**Records:**
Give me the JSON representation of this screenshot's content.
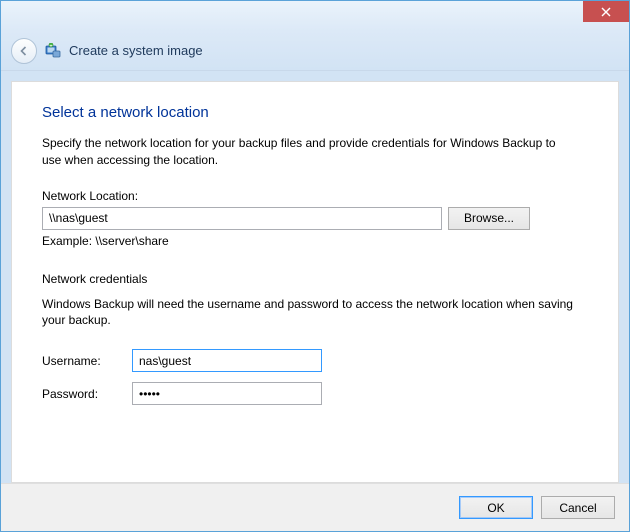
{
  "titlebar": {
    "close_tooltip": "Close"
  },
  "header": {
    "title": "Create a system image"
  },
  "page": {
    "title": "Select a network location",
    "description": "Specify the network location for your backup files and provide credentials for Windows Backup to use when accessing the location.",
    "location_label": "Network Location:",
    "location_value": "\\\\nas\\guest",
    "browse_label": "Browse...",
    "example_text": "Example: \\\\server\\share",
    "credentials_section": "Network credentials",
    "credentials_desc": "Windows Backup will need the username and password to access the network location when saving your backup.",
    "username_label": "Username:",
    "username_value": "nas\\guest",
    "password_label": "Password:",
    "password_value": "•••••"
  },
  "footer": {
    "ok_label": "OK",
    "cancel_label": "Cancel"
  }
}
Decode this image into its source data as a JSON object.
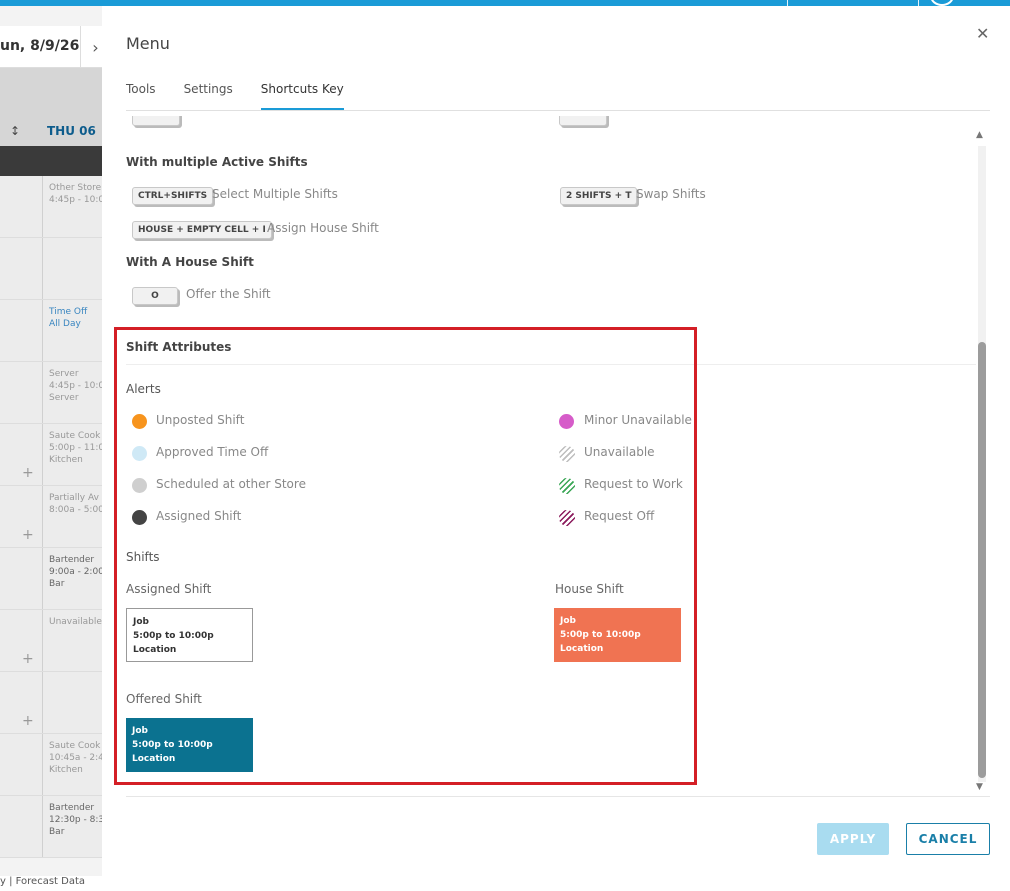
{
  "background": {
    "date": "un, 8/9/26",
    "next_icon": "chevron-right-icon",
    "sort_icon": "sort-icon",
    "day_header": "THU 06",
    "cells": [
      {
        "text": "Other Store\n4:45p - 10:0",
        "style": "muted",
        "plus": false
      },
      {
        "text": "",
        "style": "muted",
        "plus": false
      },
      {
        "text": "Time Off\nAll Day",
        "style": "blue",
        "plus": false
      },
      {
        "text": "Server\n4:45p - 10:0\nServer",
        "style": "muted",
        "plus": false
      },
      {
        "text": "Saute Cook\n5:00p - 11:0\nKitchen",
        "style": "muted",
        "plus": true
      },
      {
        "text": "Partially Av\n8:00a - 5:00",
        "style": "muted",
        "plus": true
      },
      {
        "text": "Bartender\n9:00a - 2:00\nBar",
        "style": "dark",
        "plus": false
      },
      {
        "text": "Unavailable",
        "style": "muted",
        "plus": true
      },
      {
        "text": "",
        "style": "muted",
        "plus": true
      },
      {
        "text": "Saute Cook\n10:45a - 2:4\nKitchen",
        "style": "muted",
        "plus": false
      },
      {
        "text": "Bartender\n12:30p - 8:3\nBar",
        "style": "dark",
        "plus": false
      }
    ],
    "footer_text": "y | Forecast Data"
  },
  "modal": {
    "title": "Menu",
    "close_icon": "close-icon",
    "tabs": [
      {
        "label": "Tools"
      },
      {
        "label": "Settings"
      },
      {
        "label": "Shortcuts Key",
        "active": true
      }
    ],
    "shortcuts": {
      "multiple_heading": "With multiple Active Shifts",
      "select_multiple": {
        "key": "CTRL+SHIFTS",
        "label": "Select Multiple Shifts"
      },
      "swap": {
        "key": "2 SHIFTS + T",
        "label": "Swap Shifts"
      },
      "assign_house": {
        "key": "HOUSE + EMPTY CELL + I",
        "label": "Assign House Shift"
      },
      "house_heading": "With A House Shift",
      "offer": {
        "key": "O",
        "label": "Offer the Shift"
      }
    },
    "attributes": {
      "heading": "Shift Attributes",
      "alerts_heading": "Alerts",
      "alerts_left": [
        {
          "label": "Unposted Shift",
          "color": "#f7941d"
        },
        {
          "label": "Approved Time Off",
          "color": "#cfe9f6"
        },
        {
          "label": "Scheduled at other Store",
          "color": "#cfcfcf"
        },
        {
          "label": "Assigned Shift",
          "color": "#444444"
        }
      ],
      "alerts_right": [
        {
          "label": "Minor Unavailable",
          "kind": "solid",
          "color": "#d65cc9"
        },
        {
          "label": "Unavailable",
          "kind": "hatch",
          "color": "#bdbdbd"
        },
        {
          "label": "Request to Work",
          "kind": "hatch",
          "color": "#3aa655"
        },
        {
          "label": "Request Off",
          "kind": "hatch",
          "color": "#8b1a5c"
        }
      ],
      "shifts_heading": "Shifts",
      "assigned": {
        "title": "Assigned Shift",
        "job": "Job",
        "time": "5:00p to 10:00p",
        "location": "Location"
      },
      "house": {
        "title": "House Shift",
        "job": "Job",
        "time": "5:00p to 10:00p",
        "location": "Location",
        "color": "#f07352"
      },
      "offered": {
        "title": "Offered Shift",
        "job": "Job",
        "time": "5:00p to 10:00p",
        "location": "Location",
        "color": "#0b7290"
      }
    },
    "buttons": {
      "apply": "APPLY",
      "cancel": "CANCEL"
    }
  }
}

**Task directions:** Quote the listing above in full, except for the pictures.

**Exercise result:**
Give me the JSON representation of this screenshot's content.
{
  "titlebar": {
    "close_tooltip": "Close"
  },
  "header": {
    "title": "Create a system image"
  },
  "page": {
    "title": "Select a network location",
    "description": "Specify the network location for your backup files and provide credentials for Windows Backup to use when accessing the location.",
    "location_label": "Network Location:",
    "location_value": "\\\\nas\\guest",
    "browse_label": "Browse...",
    "example_text": "Example: \\\\server\\share",
    "credentials_section": "Network credentials",
    "credentials_desc": "Windows Backup will need the username and password to access the network location when saving your backup.",
    "username_label": "Username:",
    "username_value": "nas\\guest",
    "password_label": "Password:",
    "password_value": "•••••"
  },
  "footer": {
    "ok_label": "OK",
    "cancel_label": "Cancel"
  }
}
Decode this image into its source data as a JSON object.
{
  "background": {
    "date": "un, 8/9/26",
    "next_icon": "chevron-right-icon",
    "sort_icon": "sort-icon",
    "day_header": "THU 06",
    "cells": [
      {
        "text": "Other Store\n4:45p - 10:0",
        "style": "muted",
        "plus": false
      },
      {
        "text": "",
        "style": "muted",
        "plus": false
      },
      {
        "text": "Time Off\nAll Day",
        "style": "blue",
        "plus": false
      },
      {
        "text": "Server\n4:45p - 10:0\nServer",
        "style": "muted",
        "plus": false
      },
      {
        "text": "Saute Cook\n5:00p - 11:0\nKitchen",
        "style": "muted",
        "plus": true
      },
      {
        "text": "Partially Av\n8:00a - 5:00",
        "style": "muted",
        "plus": true
      },
      {
        "text": "Bartender\n9:00a - 2:00\nBar",
        "style": "dark",
        "plus": false
      },
      {
        "text": "Unavailable",
        "style": "muted",
        "plus": true
      },
      {
        "text": "",
        "style": "muted",
        "plus": true
      },
      {
        "text": "Saute Cook\n10:45a - 2:4\nKitchen",
        "style": "muted",
        "plus": false
      },
      {
        "text": "Bartender\n12:30p - 8:3\nBar",
        "style": "dark",
        "plus": false
      }
    ],
    "footer_text": "y | Forecast Data"
  },
  "modal": {
    "title": "Menu",
    "close_icon": "close-icon",
    "tabs": [
      {
        "label": "Tools"
      },
      {
        "label": "Settings"
      },
      {
        "label": "Shortcuts Key",
        "active": true
      }
    ],
    "shortcuts": {
      "multiple_heading": "With multiple Active Shifts",
      "select_multiple": {
        "key": "CTRL+SHIFTS",
        "label": "Select Multiple Shifts"
      },
      "swap": {
        "key": "2 SHIFTS + T",
        "label": "Swap Shifts"
      },
      "assign_house": {
        "key": "HOUSE + EMPTY CELL + I",
        "label": "Assign House Shift"
      },
      "house_heading": "With A House Shift",
      "offer": {
        "key": "O",
        "label": "Offer the Shift"
      }
    },
    "attributes": {
      "heading": "Shift Attributes",
      "alerts_heading": "Alerts",
      "alerts_left": [
        {
          "label": "Unposted Shift",
          "color": "#f7941d"
        },
        {
          "label": "Approved Time Off",
          "color": "#cfe9f6"
        },
        {
          "label": "Scheduled at other Store",
          "color": "#cfcfcf"
        },
        {
          "label": "Assigned Shift",
          "color": "#444444"
        }
      ],
      "alerts_right": [
        {
          "label": "Minor Unavailable",
          "kind": "solid",
          "color": "#d65cc9"
        },
        {
          "label": "Unavailable",
          "kind": "hatch",
          "color": "#bdbdbd"
        },
        {
          "label": "Request to Work",
          "kind": "hatch",
          "color": "#3aa655"
        },
        {
          "label": "Request Off",
          "kind": "hatch",
          "color": "#8b1a5c"
        }
      ],
      "shifts_heading": "Shifts",
      "assigned": {
        "title": "Assigned Shift",
        "job": "Job",
        "time": "5:00p to 10:00p",
        "location": "Location"
      },
      "house": {
        "title": "House Shift",
        "job": "Job",
        "time": "5:00p to 10:00p",
        "location": "Location",
        "color": "#f07352"
      },
      "offered": {
        "title": "Offered Shift",
        "job": "Job",
        "time": "5:00p to 10:00p",
        "location": "Location",
        "color": "#0b7290"
      }
    },
    "buttons": {
      "apply": "APPLY",
      "cancel": "CANCEL"
    }
  }
}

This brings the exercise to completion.